### The task
Can you print every record below exactly as written?
[Begin Raw data]
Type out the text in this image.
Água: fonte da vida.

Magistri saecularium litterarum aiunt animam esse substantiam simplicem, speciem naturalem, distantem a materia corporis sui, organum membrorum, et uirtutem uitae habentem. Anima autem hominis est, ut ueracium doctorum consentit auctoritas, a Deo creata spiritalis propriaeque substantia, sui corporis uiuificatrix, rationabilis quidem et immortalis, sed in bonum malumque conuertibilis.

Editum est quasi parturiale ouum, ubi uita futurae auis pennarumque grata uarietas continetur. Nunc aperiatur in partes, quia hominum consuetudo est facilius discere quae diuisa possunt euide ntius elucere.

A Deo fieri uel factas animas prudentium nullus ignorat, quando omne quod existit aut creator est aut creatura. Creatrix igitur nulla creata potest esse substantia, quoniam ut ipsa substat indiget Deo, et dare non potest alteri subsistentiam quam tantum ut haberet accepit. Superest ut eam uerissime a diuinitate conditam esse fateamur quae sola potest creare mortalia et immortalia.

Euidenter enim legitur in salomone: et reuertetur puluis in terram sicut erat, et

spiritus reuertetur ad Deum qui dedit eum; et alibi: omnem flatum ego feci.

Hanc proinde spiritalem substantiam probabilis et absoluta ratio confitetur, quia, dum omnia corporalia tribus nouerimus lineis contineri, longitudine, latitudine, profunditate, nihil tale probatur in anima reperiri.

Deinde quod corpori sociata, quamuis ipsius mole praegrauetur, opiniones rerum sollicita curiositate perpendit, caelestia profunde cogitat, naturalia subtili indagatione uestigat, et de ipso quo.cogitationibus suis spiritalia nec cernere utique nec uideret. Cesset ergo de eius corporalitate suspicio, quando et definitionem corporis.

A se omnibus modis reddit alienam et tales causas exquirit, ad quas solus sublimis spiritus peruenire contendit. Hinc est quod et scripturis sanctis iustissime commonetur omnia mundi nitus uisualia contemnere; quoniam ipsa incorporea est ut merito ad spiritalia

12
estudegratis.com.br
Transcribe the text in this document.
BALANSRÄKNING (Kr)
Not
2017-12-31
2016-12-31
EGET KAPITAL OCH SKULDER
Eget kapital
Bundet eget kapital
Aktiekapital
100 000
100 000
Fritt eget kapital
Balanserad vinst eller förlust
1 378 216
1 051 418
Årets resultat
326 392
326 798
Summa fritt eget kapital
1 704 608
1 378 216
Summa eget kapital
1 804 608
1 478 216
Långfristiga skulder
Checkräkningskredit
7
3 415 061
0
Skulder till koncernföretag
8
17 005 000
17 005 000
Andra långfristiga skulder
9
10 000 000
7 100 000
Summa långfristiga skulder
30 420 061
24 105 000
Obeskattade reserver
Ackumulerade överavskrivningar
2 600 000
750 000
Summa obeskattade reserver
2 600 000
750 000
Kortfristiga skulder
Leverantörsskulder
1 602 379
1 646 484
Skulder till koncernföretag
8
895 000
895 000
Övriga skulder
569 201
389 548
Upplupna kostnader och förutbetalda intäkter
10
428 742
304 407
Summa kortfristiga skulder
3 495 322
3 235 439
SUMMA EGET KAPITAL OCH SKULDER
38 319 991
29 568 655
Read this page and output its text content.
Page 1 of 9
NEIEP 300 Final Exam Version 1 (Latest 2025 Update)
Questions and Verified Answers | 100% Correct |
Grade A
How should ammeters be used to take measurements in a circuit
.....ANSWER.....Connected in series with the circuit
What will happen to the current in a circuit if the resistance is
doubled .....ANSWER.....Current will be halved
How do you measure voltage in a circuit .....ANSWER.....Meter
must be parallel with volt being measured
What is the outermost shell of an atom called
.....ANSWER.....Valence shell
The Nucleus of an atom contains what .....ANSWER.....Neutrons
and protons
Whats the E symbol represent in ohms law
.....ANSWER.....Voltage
[End Raw data]
### Final answer
Type out the text in this image.
Água: fonte da vida.

Magistri saecularium litterarum aiunt animam esse substantiam simplicem, speciem naturalem, distantem a materia corporis sui, organum membrorum, et uirtutem uitae habentem. Anima autem hominis est, ut ueracium doctorum consentit auctoritas, a Deo creata spiritalis propriaeque substantia, sui corporis uiuificatrix, rationabilis quidem et immortalis, sed in bonum malumque conuertibilis.

Editum est quasi parturiale ouum, ubi uita futurae auis pennarumque grata uarietas continetur. Nunc aperiatur in partes, quia hominum consuetudo est facilius discere quae diuisa possunt euide ntius elucere.

A Deo fieri uel factas animas prudentium nullus ignorat, quando omne quod existit aut creator est aut creatura. Creatrix igitur nulla creata potest esse substantia, quoniam ut ipsa substat indiget Deo, et dare non potest alteri subsistentiam quam tantum ut haberet accepit. Superest ut eam uerissime a diuinitate conditam esse fateamur quae sola potest creare mortalia et immortalia.

Euidenter enim legitur in salomone: et reuertetur puluis in terram sicut erat, et

spiritus reuertetur ad Deum qui dedit eum; et alibi: omnem flatum ego feci.

Hanc proinde spiritalem substantiam probabilis et absoluta ratio confitetur, quia, dum omnia corporalia tribus nouerimus lineis contineri, longitudine, latitudine, profunditate, nihil tale probatur in anima reperiri.

Deinde quod corpori sociata, quamuis ipsius mole praegrauetur, opiniones rerum sollicita curiositate perpendit, caelestia profunde cogitat, naturalia subtili indagatione uestigat, et de ipso quo.cogitationibus suis spiritalia nec cernere utique nec uideret. Cesset ergo de eius corporalitate suspicio, quando et definitionem corporis.

A se omnibus modis reddit alienam et tales causas exquirit, ad quas solus sublimis spiritus peruenire contendit. Hinc est quod et scripturis sanctis iustissime commonetur omnia mundi nitus uisualia contemnere; quoniam ipsa incorporea est ut merito ad spiritalia

12
estudegratis.com.br
Transcribe the text in this document.
BALANSRÄKNING (Kr)
Not
2017-12-31
2016-12-31
EGET KAPITAL OCH SKULDER
Eget kapital
Bundet eget kapital
Aktiekapital
100 000
100 000
Fritt eget kapital
Balanserad vinst eller förlust
1 378 216
1 051 418
Årets resultat
326 392
326 798
Summa fritt eget kapital
1 704 608
1 378 216
Summa eget kapital
1 804 608
1 478 216
Långfristiga skulder
Checkräkningskredit
7
3 415 061
0
Skulder till koncernföretag
8
17 005 000
17 005 000
Andra långfristiga skulder
9
10 000 000
7 100 000
Summa långfristiga skulder
30 420 061
24 105 000
Obeskattade reserver
Ackumulerade överavskrivningar
2 600 000
750 000
Summa obeskattade reserver
2 600 000
750 000
Kortfristiga skulder
Leverantörsskulder
1 602 379
1 646 484
Skulder till koncernföretag
8
895 000
895 000
Övriga skulder
569 201
389 548
Upplupna kostnader och förutbetalda intäkter
10
428 742
304 407
Summa kortfristiga skulder
3 495 322
3 235 439
SUMMA EGET KAPITAL OCH SKULDER
38 319 991
29 568 655
Read this page and output its text content.
Page 1 of 9
NEIEP 300 Final Exam Version 1 (Latest 2025 Update)
Questions and Verified Answers | 100% Correct |
Grade A
How should ammeters be used to take measurements in a circuit
.....ANSWER.....Connected in series with the circuit
What will happen to the current in a circuit if the resistance is
doubled .....ANSWER.....Current will be halved
How do you measure voltage in a circuit .....ANSWER.....Meter
must be parallel with volt being measured
What is the outermost shell of an atom called
.....ANSWER.....Valence shell
The Nucleus of an atom contains what .....ANSWER.....Neutrons
and protons
Whats the E symbol represent in ohms law
.....ANSWER.....Voltage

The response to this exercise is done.